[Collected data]
********

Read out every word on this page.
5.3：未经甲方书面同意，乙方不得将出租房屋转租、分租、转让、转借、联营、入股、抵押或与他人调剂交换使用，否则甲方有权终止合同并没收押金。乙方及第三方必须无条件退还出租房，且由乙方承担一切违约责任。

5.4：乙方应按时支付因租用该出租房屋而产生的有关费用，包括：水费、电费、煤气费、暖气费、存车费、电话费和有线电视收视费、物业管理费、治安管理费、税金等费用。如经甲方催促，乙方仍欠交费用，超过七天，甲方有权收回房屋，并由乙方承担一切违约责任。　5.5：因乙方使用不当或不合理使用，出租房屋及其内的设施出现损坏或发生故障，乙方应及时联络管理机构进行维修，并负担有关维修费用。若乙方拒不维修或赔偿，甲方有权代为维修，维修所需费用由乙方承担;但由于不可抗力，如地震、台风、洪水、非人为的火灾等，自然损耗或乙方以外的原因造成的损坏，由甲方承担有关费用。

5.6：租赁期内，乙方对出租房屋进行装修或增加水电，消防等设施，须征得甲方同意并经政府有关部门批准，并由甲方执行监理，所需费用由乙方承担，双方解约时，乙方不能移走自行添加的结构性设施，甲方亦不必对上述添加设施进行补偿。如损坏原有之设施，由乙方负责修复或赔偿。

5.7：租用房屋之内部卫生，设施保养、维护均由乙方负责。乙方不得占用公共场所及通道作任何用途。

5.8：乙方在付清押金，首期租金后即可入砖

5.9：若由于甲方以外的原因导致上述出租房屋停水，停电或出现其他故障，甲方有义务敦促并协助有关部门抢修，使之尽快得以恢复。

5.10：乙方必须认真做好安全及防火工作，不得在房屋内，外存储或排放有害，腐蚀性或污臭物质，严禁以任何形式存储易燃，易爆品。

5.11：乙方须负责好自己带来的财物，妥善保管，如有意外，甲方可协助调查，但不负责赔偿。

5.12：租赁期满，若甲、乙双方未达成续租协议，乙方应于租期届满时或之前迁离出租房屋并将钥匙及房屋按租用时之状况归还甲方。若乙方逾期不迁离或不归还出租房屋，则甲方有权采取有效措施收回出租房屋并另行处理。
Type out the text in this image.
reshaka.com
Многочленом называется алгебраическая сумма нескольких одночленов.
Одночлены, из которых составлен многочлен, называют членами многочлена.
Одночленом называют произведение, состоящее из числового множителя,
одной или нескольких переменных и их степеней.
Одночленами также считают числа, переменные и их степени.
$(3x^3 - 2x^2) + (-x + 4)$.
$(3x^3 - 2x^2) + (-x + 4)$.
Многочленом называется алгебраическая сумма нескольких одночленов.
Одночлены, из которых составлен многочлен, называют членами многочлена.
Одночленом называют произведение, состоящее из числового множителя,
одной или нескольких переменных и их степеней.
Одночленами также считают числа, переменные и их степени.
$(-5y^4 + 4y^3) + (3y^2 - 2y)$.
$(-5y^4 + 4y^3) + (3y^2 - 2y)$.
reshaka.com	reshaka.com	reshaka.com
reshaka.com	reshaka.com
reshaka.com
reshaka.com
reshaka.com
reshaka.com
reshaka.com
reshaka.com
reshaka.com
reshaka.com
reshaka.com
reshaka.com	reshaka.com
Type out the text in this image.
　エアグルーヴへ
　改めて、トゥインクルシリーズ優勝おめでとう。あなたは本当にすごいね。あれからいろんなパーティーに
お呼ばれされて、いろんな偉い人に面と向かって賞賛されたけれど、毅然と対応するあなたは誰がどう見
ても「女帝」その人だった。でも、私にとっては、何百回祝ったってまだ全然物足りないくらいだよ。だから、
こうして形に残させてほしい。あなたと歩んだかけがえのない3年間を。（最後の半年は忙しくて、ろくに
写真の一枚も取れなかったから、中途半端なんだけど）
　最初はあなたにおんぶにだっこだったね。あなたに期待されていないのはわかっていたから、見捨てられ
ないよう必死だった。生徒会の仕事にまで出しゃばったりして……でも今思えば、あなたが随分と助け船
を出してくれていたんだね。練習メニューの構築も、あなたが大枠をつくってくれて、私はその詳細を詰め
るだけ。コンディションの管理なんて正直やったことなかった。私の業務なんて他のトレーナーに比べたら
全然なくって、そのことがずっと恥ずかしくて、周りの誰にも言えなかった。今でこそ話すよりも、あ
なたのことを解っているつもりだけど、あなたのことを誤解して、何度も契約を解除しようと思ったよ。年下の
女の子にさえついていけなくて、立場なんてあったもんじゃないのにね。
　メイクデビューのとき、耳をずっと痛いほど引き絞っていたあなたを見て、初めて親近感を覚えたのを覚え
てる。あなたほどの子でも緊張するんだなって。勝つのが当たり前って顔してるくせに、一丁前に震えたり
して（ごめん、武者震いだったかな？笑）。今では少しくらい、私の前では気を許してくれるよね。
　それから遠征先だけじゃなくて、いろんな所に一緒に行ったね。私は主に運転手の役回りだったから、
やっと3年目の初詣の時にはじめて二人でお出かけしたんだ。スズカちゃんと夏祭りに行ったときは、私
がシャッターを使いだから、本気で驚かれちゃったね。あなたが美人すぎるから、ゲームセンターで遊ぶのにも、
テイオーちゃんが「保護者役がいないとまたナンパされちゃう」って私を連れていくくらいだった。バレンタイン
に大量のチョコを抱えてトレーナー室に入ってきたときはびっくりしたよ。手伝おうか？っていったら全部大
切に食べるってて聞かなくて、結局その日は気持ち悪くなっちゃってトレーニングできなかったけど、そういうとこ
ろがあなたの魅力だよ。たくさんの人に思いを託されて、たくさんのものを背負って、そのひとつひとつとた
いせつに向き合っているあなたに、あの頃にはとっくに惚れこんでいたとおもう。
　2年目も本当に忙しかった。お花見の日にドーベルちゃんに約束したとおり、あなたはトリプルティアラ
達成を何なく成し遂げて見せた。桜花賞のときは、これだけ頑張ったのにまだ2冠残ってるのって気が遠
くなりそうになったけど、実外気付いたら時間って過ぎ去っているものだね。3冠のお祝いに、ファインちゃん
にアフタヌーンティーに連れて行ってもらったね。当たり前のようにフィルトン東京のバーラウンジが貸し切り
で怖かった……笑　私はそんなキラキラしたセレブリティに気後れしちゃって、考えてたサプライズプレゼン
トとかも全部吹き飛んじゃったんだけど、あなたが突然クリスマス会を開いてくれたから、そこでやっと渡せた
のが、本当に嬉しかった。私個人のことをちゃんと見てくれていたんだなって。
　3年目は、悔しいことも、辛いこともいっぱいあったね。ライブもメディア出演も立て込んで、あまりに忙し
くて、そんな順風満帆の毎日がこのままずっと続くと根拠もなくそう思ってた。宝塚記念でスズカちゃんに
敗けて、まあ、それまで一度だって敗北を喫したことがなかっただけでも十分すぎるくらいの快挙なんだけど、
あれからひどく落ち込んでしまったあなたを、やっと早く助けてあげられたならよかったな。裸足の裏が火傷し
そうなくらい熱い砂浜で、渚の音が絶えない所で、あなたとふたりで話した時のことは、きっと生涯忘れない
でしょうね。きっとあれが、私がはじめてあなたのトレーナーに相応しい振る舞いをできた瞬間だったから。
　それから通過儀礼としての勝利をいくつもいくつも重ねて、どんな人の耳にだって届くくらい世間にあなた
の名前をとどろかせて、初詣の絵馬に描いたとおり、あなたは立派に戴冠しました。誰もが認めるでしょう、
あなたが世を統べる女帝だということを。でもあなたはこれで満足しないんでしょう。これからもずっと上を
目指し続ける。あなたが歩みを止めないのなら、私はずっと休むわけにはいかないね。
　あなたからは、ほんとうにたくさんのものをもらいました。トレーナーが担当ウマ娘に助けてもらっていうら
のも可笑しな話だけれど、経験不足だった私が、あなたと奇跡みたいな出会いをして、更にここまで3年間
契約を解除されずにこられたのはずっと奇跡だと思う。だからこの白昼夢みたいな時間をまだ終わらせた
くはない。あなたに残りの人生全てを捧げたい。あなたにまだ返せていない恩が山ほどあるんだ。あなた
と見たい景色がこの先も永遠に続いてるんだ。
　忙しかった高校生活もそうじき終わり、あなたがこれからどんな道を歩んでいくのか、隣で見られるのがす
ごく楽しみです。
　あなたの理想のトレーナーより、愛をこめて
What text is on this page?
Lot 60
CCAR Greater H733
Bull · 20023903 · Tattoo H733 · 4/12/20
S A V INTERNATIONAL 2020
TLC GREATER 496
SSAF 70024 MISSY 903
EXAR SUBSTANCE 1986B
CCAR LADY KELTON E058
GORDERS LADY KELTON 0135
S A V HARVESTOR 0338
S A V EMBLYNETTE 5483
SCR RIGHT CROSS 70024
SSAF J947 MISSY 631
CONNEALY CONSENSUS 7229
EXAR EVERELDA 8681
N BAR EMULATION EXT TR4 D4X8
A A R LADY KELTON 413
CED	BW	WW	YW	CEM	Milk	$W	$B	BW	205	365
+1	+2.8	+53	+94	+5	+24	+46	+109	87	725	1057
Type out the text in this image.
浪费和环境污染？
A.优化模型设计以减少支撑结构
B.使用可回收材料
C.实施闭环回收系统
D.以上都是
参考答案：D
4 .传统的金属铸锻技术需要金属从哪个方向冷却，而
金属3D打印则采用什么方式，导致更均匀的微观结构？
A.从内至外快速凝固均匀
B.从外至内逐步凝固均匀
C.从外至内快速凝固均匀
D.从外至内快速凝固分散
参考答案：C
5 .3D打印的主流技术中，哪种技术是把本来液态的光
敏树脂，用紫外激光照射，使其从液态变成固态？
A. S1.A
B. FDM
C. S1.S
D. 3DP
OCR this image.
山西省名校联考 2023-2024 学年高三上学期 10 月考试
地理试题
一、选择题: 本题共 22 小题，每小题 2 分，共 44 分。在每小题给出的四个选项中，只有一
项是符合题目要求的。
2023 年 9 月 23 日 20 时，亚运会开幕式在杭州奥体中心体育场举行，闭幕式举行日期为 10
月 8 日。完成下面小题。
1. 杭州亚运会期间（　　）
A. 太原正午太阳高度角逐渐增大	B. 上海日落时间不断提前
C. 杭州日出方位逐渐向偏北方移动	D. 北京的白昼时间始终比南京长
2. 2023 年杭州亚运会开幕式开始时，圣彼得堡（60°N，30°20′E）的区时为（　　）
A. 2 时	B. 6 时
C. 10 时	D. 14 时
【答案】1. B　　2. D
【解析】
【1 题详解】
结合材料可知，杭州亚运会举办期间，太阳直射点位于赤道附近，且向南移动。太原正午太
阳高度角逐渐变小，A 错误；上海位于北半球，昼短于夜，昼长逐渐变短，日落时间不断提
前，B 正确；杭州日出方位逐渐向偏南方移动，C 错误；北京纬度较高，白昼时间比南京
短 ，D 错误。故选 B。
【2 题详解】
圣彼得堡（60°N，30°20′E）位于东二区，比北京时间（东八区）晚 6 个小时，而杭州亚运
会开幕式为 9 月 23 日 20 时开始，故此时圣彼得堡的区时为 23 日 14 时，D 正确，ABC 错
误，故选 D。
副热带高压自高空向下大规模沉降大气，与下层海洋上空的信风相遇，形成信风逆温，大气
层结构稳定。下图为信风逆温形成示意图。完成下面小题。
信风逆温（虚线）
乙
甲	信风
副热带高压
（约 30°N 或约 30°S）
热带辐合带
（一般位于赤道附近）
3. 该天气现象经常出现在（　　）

********

■ **Given task**
Could you quote, exactly as they appear, the line containing "OCR this image." and every line after it to the end of the records above?

■ **Task output**
OCR this image.
山西省名校联考 2023-2024 学年高三上学期 10 月考试
地理试题
一、选择题: 本题共 22 小题，每小题 2 分，共 44 分。在每小题给出的四个选项中，只有一
项是符合题目要求的。
2023 年 9 月 23 日 20 时，亚运会开幕式在杭州奥体中心体育场举行，闭幕式举行日期为 10
月 8 日。完成下面小题。
1. 杭州亚运会期间（　　）
A. 太原正午太阳高度角逐渐增大	B. 上海日落时间不断提前
C. 杭州日出方位逐渐向偏北方移动	D. 北京的白昼时间始终比南京长
2. 2023 年杭州亚运会开幕式开始时，圣彼得堡（60°N，30°20′E）的区时为（　　）
A. 2 时	B. 6 时
C. 10 时	D. 14 时
【答案】1. B　　2. D
【解析】
【1 题详解】
结合材料可知，杭州亚运会举办期间，太阳直射点位于赤道附近，且向南移动。太原正午太
阳高度角逐渐变小，A 错误；上海位于北半球，昼短于夜，昼长逐渐变短，日落时间不断提
前，B 正确；杭州日出方位逐渐向偏南方移动，C 错误；北京纬度较高，白昼时间比南京
短 ，D 错误。故选 B。
【2 题详解】
圣彼得堡（60°N，30°20′E）位于东二区，比北京时间（东八区）晚 6 个小时，而杭州亚运
会开幕式为 9 月 23 日 20 时开始，故此时圣彼得堡的区时为 23 日 14 时，D 正确，ABC 错
误，故选 D。
副热带高压自高空向下大规模沉降大气，与下层海洋上空的信风相遇，形成信风逆温，大气
层结构稳定。下图为信风逆温形成示意图。完成下面小题。
信风逆温（虚线）
乙
甲	信风
副热带高压
（约 30°N 或约 30°S）
热带辐合带
（一般位于赤道附近）
3. 该天气现象经常出现在（　　）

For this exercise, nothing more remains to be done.